What is expected
Print the stretch of the listing from the line that contains "day-cell-15: 15Sunrise: 7:17" through the line that contains "logo: General Blue: [16, 12, 96, 41]", reproducing those lines with no changes.

Data for processing

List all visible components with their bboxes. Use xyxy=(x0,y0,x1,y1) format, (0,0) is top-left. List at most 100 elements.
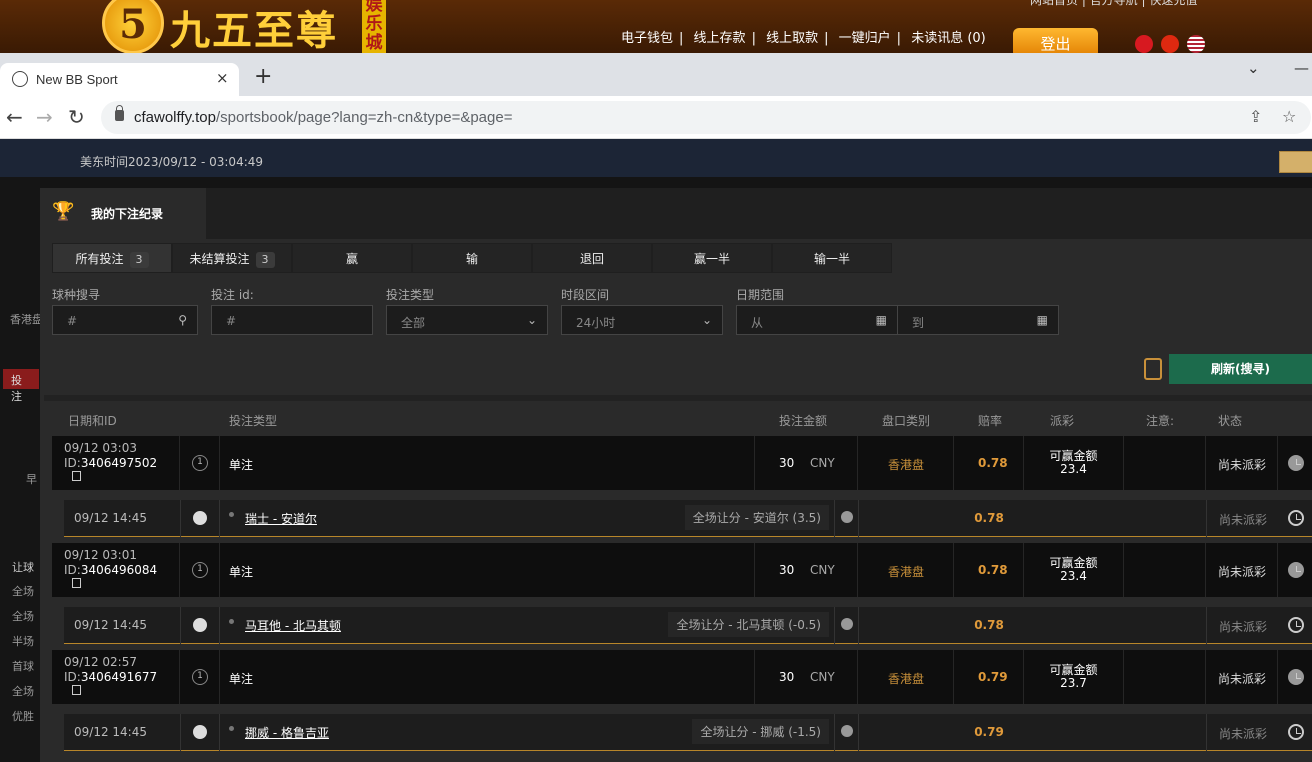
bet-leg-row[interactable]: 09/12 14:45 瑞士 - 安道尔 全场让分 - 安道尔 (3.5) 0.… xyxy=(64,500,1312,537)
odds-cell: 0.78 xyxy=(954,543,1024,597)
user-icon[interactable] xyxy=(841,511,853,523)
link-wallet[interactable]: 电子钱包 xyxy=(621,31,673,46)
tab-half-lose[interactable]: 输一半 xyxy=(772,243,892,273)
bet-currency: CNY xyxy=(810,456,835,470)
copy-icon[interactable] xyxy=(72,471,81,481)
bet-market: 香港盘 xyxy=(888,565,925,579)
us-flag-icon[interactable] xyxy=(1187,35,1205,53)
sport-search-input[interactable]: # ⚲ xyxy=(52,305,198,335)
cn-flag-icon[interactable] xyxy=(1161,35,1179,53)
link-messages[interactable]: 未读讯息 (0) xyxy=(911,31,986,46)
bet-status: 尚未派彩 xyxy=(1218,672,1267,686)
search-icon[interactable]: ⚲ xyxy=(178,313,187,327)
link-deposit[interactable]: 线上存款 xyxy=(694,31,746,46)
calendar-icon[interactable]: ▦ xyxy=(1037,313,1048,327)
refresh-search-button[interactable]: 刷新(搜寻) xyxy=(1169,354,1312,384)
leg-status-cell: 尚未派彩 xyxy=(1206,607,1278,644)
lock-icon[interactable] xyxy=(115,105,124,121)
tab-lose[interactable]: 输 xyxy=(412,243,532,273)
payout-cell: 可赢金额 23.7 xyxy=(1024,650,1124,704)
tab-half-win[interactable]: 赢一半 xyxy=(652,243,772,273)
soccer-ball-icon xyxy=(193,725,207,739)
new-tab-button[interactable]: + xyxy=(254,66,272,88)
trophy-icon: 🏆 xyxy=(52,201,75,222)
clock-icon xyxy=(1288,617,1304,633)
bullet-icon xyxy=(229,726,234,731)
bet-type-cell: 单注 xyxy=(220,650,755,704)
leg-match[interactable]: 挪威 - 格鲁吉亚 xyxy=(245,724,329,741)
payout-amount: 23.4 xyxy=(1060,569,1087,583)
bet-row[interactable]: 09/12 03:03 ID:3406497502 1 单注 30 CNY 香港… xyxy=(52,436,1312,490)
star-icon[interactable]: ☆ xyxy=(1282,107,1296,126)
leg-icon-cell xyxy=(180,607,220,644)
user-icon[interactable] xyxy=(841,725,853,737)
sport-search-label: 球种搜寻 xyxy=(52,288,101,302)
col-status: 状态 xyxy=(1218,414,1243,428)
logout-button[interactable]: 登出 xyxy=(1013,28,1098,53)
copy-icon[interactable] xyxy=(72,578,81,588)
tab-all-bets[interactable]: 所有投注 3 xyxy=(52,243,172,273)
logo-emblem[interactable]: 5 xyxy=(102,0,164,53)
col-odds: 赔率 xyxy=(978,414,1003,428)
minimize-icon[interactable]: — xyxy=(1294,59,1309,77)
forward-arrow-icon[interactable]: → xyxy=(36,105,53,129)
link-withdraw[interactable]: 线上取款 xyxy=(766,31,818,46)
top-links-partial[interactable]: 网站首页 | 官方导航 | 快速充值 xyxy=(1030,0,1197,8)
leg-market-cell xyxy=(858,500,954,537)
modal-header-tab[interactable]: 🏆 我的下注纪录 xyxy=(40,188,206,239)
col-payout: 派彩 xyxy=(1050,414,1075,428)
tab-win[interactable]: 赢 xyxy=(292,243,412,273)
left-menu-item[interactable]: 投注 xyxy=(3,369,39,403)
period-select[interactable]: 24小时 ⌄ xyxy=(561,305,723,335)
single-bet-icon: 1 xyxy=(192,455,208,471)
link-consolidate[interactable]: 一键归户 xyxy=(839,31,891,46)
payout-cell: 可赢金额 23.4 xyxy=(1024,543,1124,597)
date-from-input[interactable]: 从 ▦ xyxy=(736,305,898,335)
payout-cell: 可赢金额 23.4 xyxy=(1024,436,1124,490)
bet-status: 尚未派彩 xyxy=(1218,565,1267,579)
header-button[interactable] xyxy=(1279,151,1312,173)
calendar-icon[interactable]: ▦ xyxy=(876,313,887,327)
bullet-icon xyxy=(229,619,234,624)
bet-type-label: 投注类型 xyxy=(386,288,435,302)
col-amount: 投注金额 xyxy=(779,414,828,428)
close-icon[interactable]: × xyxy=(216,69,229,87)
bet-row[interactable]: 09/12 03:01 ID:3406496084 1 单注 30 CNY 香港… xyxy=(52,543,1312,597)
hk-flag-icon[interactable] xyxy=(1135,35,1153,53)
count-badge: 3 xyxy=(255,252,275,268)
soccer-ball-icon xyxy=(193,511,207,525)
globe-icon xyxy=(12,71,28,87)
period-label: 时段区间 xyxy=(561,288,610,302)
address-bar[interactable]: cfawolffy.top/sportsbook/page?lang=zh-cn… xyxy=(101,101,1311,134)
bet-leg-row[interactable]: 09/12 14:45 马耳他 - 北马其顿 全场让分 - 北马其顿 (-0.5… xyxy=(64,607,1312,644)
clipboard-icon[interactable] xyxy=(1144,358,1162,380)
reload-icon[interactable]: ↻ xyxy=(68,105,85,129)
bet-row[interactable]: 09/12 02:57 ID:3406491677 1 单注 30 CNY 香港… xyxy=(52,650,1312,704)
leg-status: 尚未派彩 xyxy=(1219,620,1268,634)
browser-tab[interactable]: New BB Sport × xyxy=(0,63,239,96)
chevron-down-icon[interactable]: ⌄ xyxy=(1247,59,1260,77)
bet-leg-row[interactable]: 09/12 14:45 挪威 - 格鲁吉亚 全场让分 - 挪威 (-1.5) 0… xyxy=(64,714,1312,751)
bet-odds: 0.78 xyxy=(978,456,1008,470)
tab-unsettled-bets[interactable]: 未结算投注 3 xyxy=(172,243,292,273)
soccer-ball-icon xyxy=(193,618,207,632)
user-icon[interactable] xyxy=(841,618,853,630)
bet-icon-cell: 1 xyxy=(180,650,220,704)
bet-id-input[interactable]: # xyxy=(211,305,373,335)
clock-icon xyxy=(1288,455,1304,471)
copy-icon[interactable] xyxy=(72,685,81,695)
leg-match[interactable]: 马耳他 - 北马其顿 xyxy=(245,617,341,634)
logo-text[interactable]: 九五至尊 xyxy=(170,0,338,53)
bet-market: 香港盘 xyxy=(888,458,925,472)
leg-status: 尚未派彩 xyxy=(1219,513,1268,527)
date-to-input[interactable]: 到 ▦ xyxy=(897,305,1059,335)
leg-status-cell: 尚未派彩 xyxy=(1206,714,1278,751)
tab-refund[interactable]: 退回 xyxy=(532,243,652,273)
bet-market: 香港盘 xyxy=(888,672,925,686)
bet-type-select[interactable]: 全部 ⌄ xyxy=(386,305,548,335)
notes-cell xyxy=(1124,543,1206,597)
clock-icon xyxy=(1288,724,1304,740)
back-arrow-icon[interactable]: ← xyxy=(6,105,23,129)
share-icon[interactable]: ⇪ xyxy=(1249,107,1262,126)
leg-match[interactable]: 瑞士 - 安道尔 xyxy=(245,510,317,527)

* * *

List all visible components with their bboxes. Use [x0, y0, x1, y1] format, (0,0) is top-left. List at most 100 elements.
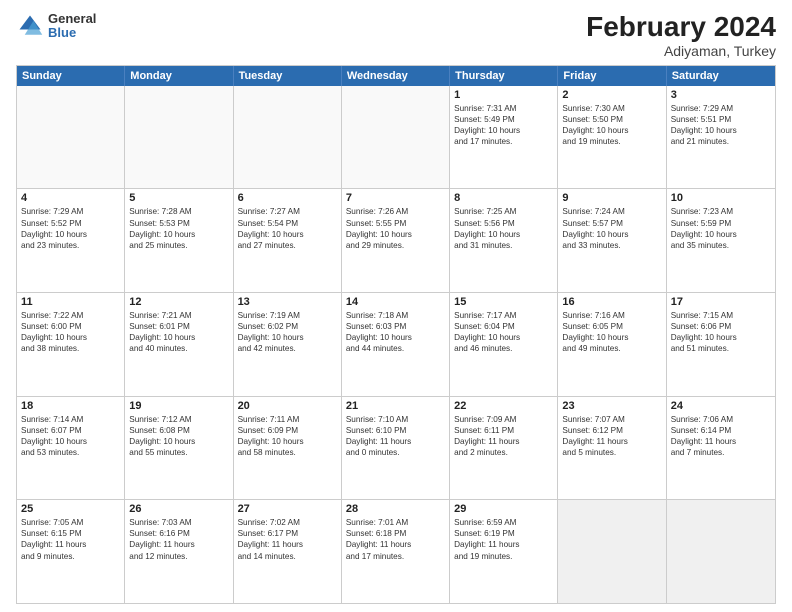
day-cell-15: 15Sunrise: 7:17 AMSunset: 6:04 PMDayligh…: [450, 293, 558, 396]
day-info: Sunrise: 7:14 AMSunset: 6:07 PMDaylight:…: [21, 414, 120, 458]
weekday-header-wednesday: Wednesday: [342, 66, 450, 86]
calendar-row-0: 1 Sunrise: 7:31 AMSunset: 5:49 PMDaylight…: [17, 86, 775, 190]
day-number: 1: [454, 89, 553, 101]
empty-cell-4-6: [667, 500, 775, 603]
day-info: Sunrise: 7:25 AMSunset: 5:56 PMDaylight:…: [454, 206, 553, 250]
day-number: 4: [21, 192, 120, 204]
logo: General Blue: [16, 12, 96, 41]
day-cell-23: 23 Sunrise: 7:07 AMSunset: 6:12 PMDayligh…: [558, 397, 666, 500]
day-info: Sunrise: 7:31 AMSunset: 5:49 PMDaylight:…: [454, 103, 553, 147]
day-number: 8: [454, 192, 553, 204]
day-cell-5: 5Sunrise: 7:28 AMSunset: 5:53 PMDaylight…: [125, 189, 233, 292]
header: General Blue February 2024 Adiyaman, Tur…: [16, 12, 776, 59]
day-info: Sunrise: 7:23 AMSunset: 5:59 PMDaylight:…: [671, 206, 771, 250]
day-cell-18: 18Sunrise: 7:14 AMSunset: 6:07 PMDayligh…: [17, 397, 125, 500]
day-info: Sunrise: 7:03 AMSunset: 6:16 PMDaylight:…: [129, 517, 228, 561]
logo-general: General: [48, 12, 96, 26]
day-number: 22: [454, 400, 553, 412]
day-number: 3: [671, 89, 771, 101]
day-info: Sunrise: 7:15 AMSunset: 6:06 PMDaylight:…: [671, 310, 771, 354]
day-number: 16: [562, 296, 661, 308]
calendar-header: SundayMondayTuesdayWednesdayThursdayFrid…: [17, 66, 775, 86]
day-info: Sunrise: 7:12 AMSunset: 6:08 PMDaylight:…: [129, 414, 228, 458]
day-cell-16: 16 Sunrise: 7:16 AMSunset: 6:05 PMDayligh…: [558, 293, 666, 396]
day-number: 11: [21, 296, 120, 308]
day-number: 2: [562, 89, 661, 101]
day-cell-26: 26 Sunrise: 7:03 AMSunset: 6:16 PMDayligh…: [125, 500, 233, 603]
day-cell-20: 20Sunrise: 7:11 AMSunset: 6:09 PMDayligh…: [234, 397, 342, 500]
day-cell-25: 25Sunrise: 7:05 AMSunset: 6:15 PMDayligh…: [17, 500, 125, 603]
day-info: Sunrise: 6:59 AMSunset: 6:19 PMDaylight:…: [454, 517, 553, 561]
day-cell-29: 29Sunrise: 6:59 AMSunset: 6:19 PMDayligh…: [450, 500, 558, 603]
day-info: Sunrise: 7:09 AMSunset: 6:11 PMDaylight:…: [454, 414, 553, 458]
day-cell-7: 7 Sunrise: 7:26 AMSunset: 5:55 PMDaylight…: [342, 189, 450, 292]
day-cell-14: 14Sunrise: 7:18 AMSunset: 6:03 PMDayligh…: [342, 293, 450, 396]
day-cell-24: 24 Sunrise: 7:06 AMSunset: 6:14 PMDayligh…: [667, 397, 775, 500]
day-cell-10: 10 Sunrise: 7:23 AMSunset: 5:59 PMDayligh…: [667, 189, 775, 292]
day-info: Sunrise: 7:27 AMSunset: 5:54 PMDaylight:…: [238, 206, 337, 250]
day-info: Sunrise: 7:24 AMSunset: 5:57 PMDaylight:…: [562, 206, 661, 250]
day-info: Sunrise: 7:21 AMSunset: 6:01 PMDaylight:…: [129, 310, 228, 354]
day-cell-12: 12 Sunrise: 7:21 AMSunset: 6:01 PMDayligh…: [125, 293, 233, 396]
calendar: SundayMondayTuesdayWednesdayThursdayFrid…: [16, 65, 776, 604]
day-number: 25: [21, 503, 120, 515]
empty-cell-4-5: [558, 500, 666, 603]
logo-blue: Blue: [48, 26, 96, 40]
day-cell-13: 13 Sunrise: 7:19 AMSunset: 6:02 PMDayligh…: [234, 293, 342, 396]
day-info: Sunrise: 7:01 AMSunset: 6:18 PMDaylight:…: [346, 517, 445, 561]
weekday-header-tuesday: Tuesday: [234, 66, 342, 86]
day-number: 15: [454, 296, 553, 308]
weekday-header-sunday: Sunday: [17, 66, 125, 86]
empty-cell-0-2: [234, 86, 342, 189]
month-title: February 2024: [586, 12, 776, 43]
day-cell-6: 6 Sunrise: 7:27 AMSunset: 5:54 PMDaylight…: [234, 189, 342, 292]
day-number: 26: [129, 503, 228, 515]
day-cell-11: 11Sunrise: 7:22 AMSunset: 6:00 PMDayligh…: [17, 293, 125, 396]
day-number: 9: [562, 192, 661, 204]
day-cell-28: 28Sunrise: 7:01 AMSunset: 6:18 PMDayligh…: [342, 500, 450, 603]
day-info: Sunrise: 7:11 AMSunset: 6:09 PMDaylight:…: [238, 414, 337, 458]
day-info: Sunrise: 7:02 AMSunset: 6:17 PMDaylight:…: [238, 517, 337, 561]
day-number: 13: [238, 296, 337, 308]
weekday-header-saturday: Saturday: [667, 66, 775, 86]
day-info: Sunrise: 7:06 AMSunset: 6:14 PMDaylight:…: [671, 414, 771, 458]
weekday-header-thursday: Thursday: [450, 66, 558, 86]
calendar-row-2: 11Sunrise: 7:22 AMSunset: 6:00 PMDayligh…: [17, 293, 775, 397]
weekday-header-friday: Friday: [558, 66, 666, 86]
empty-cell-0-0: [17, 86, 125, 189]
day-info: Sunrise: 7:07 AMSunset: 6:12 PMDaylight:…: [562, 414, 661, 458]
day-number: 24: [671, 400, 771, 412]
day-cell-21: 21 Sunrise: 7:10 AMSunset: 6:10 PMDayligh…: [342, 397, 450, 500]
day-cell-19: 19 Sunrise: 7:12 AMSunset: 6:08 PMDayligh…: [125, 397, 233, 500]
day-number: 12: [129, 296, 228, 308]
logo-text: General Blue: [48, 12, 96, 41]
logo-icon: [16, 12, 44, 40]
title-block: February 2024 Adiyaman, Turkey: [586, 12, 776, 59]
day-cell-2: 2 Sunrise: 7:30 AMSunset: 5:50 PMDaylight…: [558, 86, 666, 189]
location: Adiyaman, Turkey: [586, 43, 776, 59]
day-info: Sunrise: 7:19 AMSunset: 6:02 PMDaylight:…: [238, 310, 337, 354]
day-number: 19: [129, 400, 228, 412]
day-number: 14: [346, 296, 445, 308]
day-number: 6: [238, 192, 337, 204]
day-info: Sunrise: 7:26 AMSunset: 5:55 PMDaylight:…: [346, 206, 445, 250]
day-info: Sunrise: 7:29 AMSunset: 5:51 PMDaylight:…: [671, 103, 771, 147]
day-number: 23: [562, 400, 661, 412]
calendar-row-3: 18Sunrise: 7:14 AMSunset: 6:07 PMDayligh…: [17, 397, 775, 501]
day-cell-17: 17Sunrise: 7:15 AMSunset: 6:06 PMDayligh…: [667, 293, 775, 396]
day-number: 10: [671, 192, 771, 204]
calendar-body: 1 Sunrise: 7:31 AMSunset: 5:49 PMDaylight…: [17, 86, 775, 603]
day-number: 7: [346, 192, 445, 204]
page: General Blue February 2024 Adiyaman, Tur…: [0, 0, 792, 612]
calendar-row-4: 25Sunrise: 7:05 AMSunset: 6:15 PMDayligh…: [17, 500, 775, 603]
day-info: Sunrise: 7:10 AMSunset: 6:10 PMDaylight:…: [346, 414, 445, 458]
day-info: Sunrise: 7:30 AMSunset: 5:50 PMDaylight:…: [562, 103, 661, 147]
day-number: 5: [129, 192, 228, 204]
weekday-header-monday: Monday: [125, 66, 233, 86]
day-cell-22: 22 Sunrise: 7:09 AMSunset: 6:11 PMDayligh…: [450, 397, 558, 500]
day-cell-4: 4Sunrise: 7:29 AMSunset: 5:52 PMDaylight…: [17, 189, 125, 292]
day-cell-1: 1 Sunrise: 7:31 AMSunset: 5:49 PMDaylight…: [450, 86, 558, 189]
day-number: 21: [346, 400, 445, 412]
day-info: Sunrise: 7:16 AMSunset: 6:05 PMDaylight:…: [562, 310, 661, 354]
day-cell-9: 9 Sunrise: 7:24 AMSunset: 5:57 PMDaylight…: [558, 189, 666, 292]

Response
day-cell-15: 15Sunrise: 7:17 AMSunset: 6:04 PMDayligh…: [450, 293, 558, 396]
day-info: Sunrise: 7:14 AMSunset: 6:07 PMDaylight:…: [21, 414, 120, 458]
weekday-header-wednesday: Wednesday: [342, 66, 450, 86]
calendar-row-0: 1 Sunrise: 7:31 AMSunset: 5:49 PMDaylight…: [17, 86, 775, 190]
day-number: 1: [454, 89, 553, 101]
empty-cell-4-6: [667, 500, 775, 603]
day-info: Sunrise: 7:25 AMSunset: 5:56 PMDaylight:…: [454, 206, 553, 250]
day-number: 4: [21, 192, 120, 204]
logo: General Blue: [16, 12, 96, 41]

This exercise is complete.